- **Exercise instructions**
What you return must match the data below exactly, minus any pictures.

---+---

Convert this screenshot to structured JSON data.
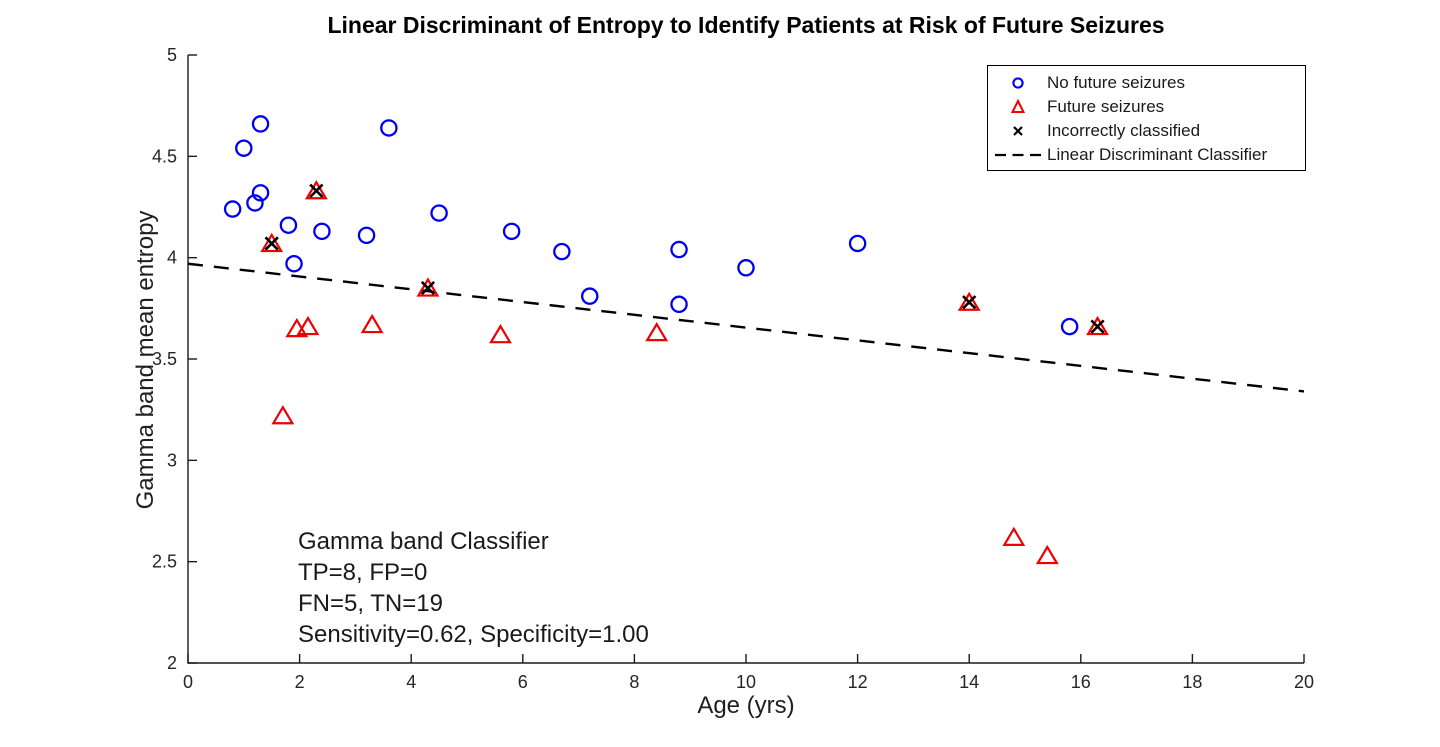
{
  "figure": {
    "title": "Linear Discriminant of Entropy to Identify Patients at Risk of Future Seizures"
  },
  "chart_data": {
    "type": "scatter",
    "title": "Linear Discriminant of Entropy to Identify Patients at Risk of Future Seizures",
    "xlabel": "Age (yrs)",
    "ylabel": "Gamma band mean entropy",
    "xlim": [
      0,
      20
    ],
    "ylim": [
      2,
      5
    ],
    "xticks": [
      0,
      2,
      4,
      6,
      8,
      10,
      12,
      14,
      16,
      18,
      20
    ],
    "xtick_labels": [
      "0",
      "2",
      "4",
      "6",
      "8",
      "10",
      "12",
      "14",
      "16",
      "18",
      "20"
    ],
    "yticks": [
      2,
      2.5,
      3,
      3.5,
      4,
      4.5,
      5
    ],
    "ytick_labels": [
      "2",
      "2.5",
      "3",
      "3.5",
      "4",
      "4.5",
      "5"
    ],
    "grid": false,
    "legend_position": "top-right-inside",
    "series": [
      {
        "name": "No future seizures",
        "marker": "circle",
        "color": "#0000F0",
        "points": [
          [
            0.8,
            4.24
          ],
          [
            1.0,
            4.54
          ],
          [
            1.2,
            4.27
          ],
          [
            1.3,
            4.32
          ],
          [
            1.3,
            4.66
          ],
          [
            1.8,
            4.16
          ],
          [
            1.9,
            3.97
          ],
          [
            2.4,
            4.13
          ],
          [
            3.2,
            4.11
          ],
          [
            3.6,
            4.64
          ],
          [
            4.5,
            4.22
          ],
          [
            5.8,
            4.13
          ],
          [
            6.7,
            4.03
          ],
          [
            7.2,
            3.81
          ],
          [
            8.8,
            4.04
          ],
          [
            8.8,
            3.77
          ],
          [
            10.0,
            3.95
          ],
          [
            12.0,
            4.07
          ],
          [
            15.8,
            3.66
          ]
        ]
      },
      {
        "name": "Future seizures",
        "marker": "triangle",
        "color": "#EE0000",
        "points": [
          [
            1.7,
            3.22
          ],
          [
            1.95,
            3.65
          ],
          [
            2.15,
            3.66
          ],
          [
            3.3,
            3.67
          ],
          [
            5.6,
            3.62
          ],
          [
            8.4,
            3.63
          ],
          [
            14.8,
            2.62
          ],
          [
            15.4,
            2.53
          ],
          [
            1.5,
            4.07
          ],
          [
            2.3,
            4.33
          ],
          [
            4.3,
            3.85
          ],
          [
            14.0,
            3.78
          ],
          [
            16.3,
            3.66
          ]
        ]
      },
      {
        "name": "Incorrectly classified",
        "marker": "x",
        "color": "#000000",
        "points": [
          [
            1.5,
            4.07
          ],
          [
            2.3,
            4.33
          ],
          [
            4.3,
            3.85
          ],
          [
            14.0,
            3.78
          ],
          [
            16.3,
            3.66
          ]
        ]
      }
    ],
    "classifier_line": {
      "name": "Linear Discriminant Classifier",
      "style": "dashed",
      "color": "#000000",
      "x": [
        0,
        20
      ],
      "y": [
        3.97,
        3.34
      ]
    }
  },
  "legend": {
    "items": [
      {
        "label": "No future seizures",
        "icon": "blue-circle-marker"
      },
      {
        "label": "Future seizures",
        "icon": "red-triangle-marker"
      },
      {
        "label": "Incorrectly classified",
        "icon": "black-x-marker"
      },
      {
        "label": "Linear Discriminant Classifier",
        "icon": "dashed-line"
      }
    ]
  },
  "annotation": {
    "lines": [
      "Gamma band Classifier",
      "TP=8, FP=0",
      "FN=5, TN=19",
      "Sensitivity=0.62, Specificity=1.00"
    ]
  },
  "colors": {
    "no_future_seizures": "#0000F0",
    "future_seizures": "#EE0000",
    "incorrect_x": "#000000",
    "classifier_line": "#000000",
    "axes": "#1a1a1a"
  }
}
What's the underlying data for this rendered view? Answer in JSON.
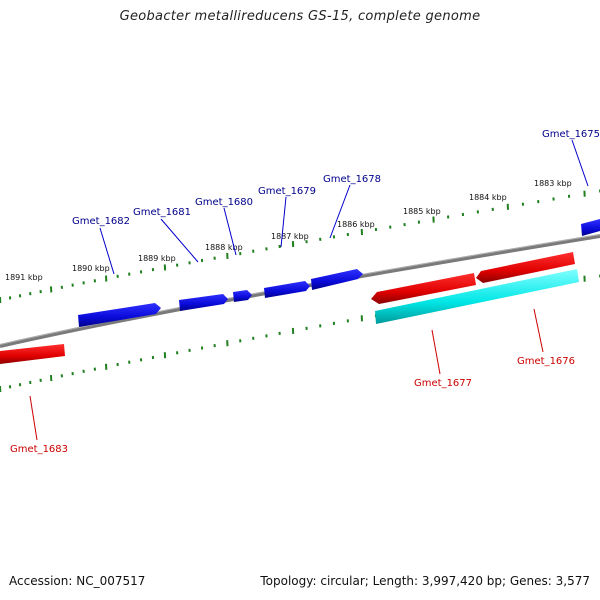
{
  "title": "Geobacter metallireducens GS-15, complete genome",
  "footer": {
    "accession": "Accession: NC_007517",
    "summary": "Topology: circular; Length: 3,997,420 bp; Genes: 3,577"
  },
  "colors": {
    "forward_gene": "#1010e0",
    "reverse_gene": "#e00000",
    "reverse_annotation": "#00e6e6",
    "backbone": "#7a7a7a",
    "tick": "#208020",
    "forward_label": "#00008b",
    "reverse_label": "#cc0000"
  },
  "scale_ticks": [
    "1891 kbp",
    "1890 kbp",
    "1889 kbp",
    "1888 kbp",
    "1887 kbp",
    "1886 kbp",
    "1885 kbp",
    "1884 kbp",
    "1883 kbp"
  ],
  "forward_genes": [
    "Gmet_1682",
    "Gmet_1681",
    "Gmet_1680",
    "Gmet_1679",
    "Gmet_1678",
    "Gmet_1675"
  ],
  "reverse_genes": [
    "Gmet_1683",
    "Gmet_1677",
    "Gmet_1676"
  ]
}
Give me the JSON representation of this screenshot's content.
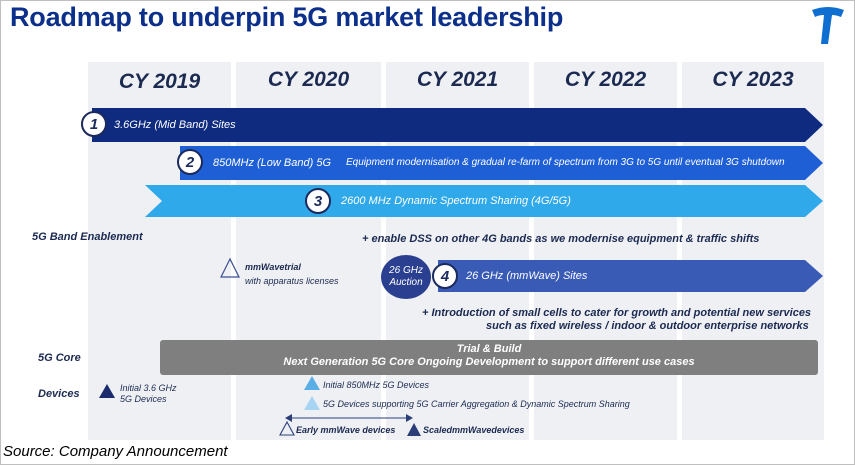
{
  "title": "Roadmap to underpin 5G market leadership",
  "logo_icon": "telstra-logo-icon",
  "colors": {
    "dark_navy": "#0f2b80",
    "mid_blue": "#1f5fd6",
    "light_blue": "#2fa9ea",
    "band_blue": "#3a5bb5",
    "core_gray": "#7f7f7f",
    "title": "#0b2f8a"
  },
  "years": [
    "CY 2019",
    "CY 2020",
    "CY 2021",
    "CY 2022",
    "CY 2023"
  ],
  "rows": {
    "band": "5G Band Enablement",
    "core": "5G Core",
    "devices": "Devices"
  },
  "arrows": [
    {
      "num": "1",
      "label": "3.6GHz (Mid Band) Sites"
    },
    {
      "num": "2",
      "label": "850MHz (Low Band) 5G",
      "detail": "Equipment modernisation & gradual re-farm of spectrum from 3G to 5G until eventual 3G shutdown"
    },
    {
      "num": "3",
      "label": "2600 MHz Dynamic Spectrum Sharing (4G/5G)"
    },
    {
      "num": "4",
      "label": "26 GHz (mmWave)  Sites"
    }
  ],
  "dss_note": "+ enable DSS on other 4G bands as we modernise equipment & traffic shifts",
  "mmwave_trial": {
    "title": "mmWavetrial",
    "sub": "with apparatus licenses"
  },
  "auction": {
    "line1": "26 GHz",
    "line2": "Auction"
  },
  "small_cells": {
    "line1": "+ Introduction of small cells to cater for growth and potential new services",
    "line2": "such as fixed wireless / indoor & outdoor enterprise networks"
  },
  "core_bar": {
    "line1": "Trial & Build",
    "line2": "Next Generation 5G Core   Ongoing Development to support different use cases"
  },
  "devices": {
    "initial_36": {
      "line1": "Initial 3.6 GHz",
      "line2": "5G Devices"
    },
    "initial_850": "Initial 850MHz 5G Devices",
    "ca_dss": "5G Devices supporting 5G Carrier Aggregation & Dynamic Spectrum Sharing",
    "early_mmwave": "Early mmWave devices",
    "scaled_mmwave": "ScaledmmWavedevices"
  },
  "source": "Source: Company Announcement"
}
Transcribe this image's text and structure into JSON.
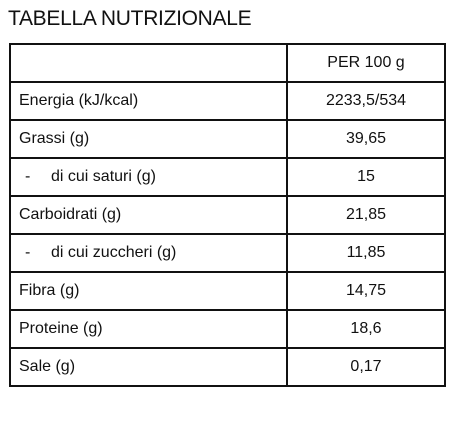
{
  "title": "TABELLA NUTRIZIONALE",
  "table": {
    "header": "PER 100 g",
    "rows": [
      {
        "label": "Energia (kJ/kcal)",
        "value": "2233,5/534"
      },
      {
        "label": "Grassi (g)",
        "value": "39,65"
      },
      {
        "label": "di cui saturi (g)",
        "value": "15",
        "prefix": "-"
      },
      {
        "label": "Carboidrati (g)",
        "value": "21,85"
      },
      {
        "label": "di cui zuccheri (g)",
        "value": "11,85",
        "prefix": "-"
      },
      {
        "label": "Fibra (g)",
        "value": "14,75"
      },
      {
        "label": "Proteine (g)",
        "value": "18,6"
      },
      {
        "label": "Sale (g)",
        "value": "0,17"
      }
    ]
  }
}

---+---

- **Task solution**
Convert this screenshot to structured JSON data.
{
  "figure": {
    "title": "Linear Discriminant of Entropy to Identify Patients at Risk of Future Seizures"
  },
  "chart_data": {
    "type": "scatter",
    "title": "Linear Discriminant of Entropy to Identify Patients at Risk of Future Seizures",
    "xlabel": "Age (yrs)",
    "ylabel": "Gamma band mean entropy",
    "xlim": [
      0,
      20
    ],
    "ylim": [
      2,
      5
    ],
    "xticks": [
      0,
      2,
      4,
      6,
      8,
      10,
      12,
      14,
      16,
      18,
      20
    ],
    "xtick_labels": [
      "0",
      "2",
      "4",
      "6",
      "8",
      "10",
      "12",
      "14",
      "16",
      "18",
      "20"
    ],
    "yticks": [
      2,
      2.5,
      3,
      3.5,
      4,
      4.5,
      5
    ],
    "ytick_labels": [
      "2",
      "2.5",
      "3",
      "3.5",
      "4",
      "4.5",
      "5"
    ],
    "grid": false,
    "legend_position": "top-right-inside",
    "series": [
      {
        "name": "No future seizures",
        "marker": "circle",
        "color": "#0000F0",
        "points": [
          [
            0.8,
            4.24
          ],
          [
            1.0,
            4.54
          ],
          [
            1.2,
            4.27
          ],
          [
            1.3,
            4.32
          ],
          [
            1.3,
            4.66
          ],
          [
            1.8,
            4.16
          ],
          [
            1.9,
            3.97
          ],
          [
            2.4,
            4.13
          ],
          [
            3.2,
            4.11
          ],
          [
            3.6,
            4.64
          ],
          [
            4.5,
            4.22
          ],
          [
            5.8,
            4.13
          ],
          [
            6.7,
            4.03
          ],
          [
            7.2,
            3.81
          ],
          [
            8.8,
            4.04
          ],
          [
            8.8,
            3.77
          ],
          [
            10.0,
            3.95
          ],
          [
            12.0,
            4.07
          ],
          [
            15.8,
            3.66
          ]
        ]
      },
      {
        "name": "Future seizures",
        "marker": "triangle",
        "color": "#EE0000",
        "points": [
          [
            1.7,
            3.22
          ],
          [
            1.95,
            3.65
          ],
          [
            2.15,
            3.66
          ],
          [
            3.3,
            3.67
          ],
          [
            5.6,
            3.62
          ],
          [
            8.4,
            3.63
          ],
          [
            14.8,
            2.62
          ],
          [
            15.4,
            2.53
          ],
          [
            1.5,
            4.07
          ],
          [
            2.3,
            4.33
          ],
          [
            4.3,
            3.85
          ],
          [
            14.0,
            3.78
          ],
          [
            16.3,
            3.66
          ]
        ]
      },
      {
        "name": "Incorrectly classified",
        "marker": "x",
        "color": "#000000",
        "points": [
          [
            1.5,
            4.07
          ],
          [
            2.3,
            4.33
          ],
          [
            4.3,
            3.85
          ],
          [
            14.0,
            3.78
          ],
          [
            16.3,
            3.66
          ]
        ]
      }
    ],
    "classifier_line": {
      "name": "Linear Discriminant Classifier",
      "style": "dashed",
      "color": "#000000",
      "x": [
        0,
        20
      ],
      "y": [
        3.97,
        3.34
      ]
    }
  },
  "legend": {
    "items": [
      {
        "label": "No future seizures",
        "icon": "blue-circle-marker"
      },
      {
        "label": "Future seizures",
        "icon": "red-triangle-marker"
      },
      {
        "label": "Incorrectly classified",
        "icon": "black-x-marker"
      },
      {
        "label": "Linear Discriminant Classifier",
        "icon": "dashed-line"
      }
    ]
  },
  "annotation": {
    "lines": [
      "Gamma band Classifier",
      "TP=8, FP=0",
      "FN=5, TN=19",
      "Sensitivity=0.62, Specificity=1.00"
    ]
  },
  "colors": {
    "no_future_seizures": "#0000F0",
    "future_seizures": "#EE0000",
    "incorrect_x": "#000000",
    "classifier_line": "#000000",
    "axes": "#1a1a1a"
  }
}
What's the underlying data for this rendered view? Answer in JSON.
{
  "title": "Geobacter metallireducens GS-15, complete genome",
  "footer": {
    "accession": "Accession: NC_007517",
    "summary": "Topology: circular; Length: 3,997,420 bp; Genes: 3,577"
  },
  "colors": {
    "forward_gene": "#1010e0",
    "reverse_gene": "#e00000",
    "reverse_annotation": "#00e6e6",
    "backbone": "#7a7a7a",
    "tick": "#208020",
    "forward_label": "#00008b",
    "reverse_label": "#cc0000"
  },
  "scale_ticks": [
    "1891 kbp",
    "1890 kbp",
    "1889 kbp",
    "1888 kbp",
    "1887 kbp",
    "1886 kbp",
    "1885 kbp",
    "1884 kbp",
    "1883 kbp"
  ],
  "forward_genes": [
    "Gmet_1682",
    "Gmet_1681",
    "Gmet_1680",
    "Gmet_1679",
    "Gmet_1678",
    "Gmet_1675"
  ],
  "reverse_genes": [
    "Gmet_1683",
    "Gmet_1677",
    "Gmet_1676"
  ]
}
Give me the JSON representation of this screenshot's content.
{
  "title": "Roadmap to underpin 5G market leadership",
  "logo_icon": "telstra-logo-icon",
  "colors": {
    "dark_navy": "#0f2b80",
    "mid_blue": "#1f5fd6",
    "light_blue": "#2fa9ea",
    "band_blue": "#3a5bb5",
    "core_gray": "#7f7f7f",
    "title": "#0b2f8a"
  },
  "years": [
    "CY 2019",
    "CY 2020",
    "CY 2021",
    "CY 2022",
    "CY 2023"
  ],
  "rows": {
    "band": "5G Band Enablement",
    "core": "5G Core",
    "devices": "Devices"
  },
  "arrows": [
    {
      "num": "1",
      "label": "3.6GHz (Mid Band) Sites"
    },
    {
      "num": "2",
      "label": "850MHz (Low Band) 5G",
      "detail": "Equipment modernisation & gradual re-farm of spectrum from 3G to 5G until eventual 3G shutdown"
    },
    {
      "num": "3",
      "label": "2600 MHz Dynamic Spectrum Sharing (4G/5G)"
    },
    {
      "num": "4",
      "label": "26 GHz (mmWave)  Sites"
    }
  ],
  "dss_note": "+ enable DSS on other 4G bands as we modernise equipment & traffic shifts",
  "mmwave_trial": {
    "title": "mmWavetrial",
    "sub": "with apparatus licenses"
  },
  "auction": {
    "line1": "26 GHz",
    "line2": "Auction"
  },
  "small_cells": {
    "line1": "+ Introduction of small cells to cater for growth and potential new services",
    "line2": "such as fixed wireless / indoor & outdoor enterprise networks"
  },
  "core_bar": {
    "line1": "Trial & Build",
    "line2": "Next Generation 5G Core   Ongoing Development to support different use cases"
  },
  "devices": {
    "initial_36": {
      "line1": "Initial 3.6 GHz",
      "line2": "5G Devices"
    },
    "initial_850": "Initial 850MHz 5G Devices",
    "ca_dss": "5G Devices supporting 5G Carrier Aggregation & Dynamic Spectrum Sharing",
    "early_mmwave": "Early mmWave devices",
    "scaled_mmwave": "ScaledmmWavedevices"
  },
  "source": "Source: Company Announcement"
}
Transcribe this image's text and structure into JSON.
{
  "title": "TABELLA NUTRIZIONALE",
  "table": {
    "header": "PER 100 g",
    "rows": [
      {
        "label": "Energia (kJ/kcal)",
        "value": "2233,5/534"
      },
      {
        "label": "Grassi (g)",
        "value": "39,65"
      },
      {
        "label": "di cui saturi (g)",
        "value": "15",
        "prefix": "-"
      },
      {
        "label": "Carboidrati (g)",
        "value": "21,85"
      },
      {
        "label": "di cui zuccheri (g)",
        "value": "11,85",
        "prefix": "-"
      },
      {
        "label": "Fibra (g)",
        "value": "14,75"
      },
      {
        "label": "Proteine (g)",
        "value": "18,6"
      },
      {
        "label": "Sale (g)",
        "value": "0,17"
      }
    ]
  }
}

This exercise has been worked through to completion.